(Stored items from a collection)
— BEGIN —

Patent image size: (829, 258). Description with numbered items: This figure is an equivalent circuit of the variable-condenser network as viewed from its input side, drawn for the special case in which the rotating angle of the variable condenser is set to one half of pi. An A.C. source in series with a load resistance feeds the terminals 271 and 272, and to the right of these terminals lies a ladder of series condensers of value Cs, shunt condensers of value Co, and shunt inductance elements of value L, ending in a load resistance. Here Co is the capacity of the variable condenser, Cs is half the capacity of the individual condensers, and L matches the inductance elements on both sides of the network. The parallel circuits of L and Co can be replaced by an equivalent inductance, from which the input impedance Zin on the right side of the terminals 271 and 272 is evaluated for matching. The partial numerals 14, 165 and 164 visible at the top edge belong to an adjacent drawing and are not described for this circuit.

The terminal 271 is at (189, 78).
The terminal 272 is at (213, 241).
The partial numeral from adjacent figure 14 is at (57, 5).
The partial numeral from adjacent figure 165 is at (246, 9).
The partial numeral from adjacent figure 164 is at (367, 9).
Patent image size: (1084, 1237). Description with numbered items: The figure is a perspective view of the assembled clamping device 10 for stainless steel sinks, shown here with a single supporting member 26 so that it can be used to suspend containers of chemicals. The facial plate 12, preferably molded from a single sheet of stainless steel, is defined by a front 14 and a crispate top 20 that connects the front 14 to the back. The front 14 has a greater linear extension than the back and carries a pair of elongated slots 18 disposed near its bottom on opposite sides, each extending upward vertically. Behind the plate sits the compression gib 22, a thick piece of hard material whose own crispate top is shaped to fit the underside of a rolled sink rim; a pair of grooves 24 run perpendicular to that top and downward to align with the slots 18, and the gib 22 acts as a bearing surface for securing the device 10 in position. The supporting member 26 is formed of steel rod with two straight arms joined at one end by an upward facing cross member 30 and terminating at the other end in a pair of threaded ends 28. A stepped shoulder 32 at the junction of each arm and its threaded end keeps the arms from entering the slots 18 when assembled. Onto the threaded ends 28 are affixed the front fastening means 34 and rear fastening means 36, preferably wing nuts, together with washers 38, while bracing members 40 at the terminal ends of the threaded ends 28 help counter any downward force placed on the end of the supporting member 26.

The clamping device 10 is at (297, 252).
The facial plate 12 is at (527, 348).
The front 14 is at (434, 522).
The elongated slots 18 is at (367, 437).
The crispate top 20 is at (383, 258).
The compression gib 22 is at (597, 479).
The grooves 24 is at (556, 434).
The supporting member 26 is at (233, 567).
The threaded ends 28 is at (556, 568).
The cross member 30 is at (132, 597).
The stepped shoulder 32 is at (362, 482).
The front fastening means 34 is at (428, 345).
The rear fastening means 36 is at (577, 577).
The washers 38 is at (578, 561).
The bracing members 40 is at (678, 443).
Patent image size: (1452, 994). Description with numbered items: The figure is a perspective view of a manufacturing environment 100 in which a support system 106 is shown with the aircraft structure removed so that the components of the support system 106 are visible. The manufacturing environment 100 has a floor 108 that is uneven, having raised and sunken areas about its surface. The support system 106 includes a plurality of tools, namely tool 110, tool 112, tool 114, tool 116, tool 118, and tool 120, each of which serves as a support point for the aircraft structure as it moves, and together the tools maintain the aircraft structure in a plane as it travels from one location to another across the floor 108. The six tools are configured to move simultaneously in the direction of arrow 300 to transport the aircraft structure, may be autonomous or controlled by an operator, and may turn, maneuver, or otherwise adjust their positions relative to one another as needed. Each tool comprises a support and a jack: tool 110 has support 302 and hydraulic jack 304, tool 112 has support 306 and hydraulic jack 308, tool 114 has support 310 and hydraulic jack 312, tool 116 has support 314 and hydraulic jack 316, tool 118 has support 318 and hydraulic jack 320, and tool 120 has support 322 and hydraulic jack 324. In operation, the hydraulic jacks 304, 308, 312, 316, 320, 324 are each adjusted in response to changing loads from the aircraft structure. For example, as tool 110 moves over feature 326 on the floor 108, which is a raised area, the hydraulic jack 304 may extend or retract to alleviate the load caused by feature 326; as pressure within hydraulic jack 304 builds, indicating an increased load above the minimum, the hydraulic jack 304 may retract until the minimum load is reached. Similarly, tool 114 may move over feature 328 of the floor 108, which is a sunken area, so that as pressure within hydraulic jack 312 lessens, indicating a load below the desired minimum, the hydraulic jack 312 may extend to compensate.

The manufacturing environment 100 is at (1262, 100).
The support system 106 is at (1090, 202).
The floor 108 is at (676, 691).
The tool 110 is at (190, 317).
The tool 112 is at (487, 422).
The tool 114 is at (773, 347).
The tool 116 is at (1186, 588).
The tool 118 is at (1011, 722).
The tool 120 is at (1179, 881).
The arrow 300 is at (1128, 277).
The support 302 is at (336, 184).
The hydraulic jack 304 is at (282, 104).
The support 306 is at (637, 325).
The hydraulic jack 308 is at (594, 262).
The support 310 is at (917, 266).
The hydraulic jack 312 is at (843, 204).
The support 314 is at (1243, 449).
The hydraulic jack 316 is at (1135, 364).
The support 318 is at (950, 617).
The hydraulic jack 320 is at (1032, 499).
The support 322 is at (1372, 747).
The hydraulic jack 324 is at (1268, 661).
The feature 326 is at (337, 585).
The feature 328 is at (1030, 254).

— END —

* **Exercise brief**
Output every line of the listing above exactly as it appears, with no changes.

* **Task solution**
Patent image size: (829, 258). Description with numbered items: This figure is an equivalent circuit of the variable-condenser network as viewed from its input side, drawn for the special case in which the rotating angle of the variable condenser is set to one half of pi. An A.C. source in series with a load resistance feeds the terminals 271 and 272, and to the right of these terminals lies a ladder of series condensers of value Cs, shunt condensers of value Co, and shunt inductance elements of value L, ending in a load resistance. Here Co is the capacity of the variable condenser, Cs is half the capacity of the individual condensers, and L matches the inductance elements on both sides of the network. The parallel circuits of L and Co can be replaced by an equivalent inductance, from which the input impedance Zin on the right side of the terminals 271 and 272 is evaluated for matching. The partial numerals 14, 165 and 164 visible at the top edge belong to an adjacent drawing and are not described for this circuit.

The terminal 271 is at (189, 78).
The terminal 272 is at (213, 241).
The partial numeral from adjacent figure 14 is at (57, 5).
The partial numeral from adjacent figure 165 is at (246, 9).
The partial numeral from adjacent figure 164 is at (367, 9).
Patent image size: (1084, 1237). Description with numbered items: The figure is a perspective view of the assembled clamping device 10 for stainless steel sinks, shown here with a single supporting member 26 so that it can be used to suspend containers of chemicals. The facial plate 12, preferably molded from a single sheet of stainless steel, is defined by a front 14 and a crispate top 20 that connects the front 14 to the back. The front 14 has a greater linear extension than the back and carries a pair of elongated slots 18 disposed near its bottom on opposite sides, each extending upward vertically. Behind the plate sits the compression gib 22, a thick piece of hard material whose own crispate top is shaped to fit the underside of a rolled sink rim; a pair of grooves 24 run perpendicular to that top and downward to align with the slots 18, and the gib 22 acts as a bearing surface for securing the device 10 in position. The supporting member 26 is formed of steel rod with two straight arms joined at one end by an upward facing cross member 30 and terminating at the other end in a pair of threaded ends 28. A stepped shoulder 32 at the junction of each arm and its threaded end keeps the arms from entering the slots 18 when assembled. Onto the threaded ends 28 are affixed the front fastening means 34 and rear fastening means 36, preferably wing nuts, together with washers 38, while bracing members 40 at the terminal ends of the threaded ends 28 help counter any downward force placed on the end of the supporting member 26.

The clamping device 10 is at (297, 252).
The facial plate 12 is at (527, 348).
The front 14 is at (434, 522).
The elongated slots 18 is at (367, 437).
The crispate top 20 is at (383, 258).
The compression gib 22 is at (597, 479).
The grooves 24 is at (556, 434).
The supporting member 26 is at (233, 567).
The threaded ends 28 is at (556, 568).
The cross member 30 is at (132, 597).
The stepped shoulder 32 is at (362, 482).
The front fastening means 34 is at (428, 345).
The rear fastening means 36 is at (577, 577).
The washers 38 is at (578, 561).
The bracing members 40 is at (678, 443).
Patent image size: (1452, 994). Description with numbered items: The figure is a perspective view of a manufacturing environment 100 in which a support system 106 is shown with the aircraft structure removed so that the components of the support system 106 are visible. The manufacturing environment 100 has a floor 108 that is uneven, having raised and sunken areas about its surface. The support system 106 includes a plurality of tools, namely tool 110, tool 112, tool 114, tool 116, tool 118, and tool 120, each of which serves as a support point for the aircraft structure as it moves, and together the tools maintain the aircraft structure in a plane as it travels from one location to another across the floor 108. The six tools are configured to move simultaneously in the direction of arrow 300 to transport the aircraft structure, may be autonomous or controlled by an operator, and may turn, maneuver, or otherwise adjust their positions relative to one another as needed. Each tool comprises a support and a jack: tool 110 has support 302 and hydraulic jack 304, tool 112 has support 306 and hydraulic jack 308, tool 114 has support 310 and hydraulic jack 312, tool 116 has support 314 and hydraulic jack 316, tool 118 has support 318 and hydraulic jack 320, and tool 120 has support 322 and hydraulic jack 324. In operation, the hydraulic jacks 304, 308, 312, 316, 320, 324 are each adjusted in response to changing loads from the aircraft structure. For example, as tool 110 moves over feature 326 on the floor 108, which is a raised area, the hydraulic jack 304 may extend or retract to alleviate the load caused by feature 326; as pressure within hydraulic jack 304 builds, indicating an increased load above the minimum, the hydraulic jack 304 may retract until the minimum load is reached. Similarly, tool 114 may move over feature 328 of the floor 108, which is a sunken area, so that as pressure within hydraulic jack 312 lessens, indicating a load below the desired minimum, the hydraulic jack 312 may extend to compensate.

The manufacturing environment 100 is at (1262, 100).
The support system 106 is at (1090, 202).
The floor 108 is at (676, 691).
The tool 110 is at (190, 317).
The tool 112 is at (487, 422).
The tool 114 is at (773, 347).
The tool 116 is at (1186, 588).
The tool 118 is at (1011, 722).
The tool 120 is at (1179, 881).
The arrow 300 is at (1128, 277).
The support 302 is at (336, 184).
The hydraulic jack 304 is at (282, 104).
The support 306 is at (637, 325).
The hydraulic jack 308 is at (594, 262).
The support 310 is at (917, 266).
The hydraulic jack 312 is at (843, 204).
The support 314 is at (1243, 449).
The hydraulic jack 316 is at (1135, 364).
The support 318 is at (950, 617).
The hydraulic jack 320 is at (1032, 499).
The support 322 is at (1372, 747).
The hydraulic jack 324 is at (1268, 661).
The feature 326 is at (337, 585).
The feature 328 is at (1030, 254).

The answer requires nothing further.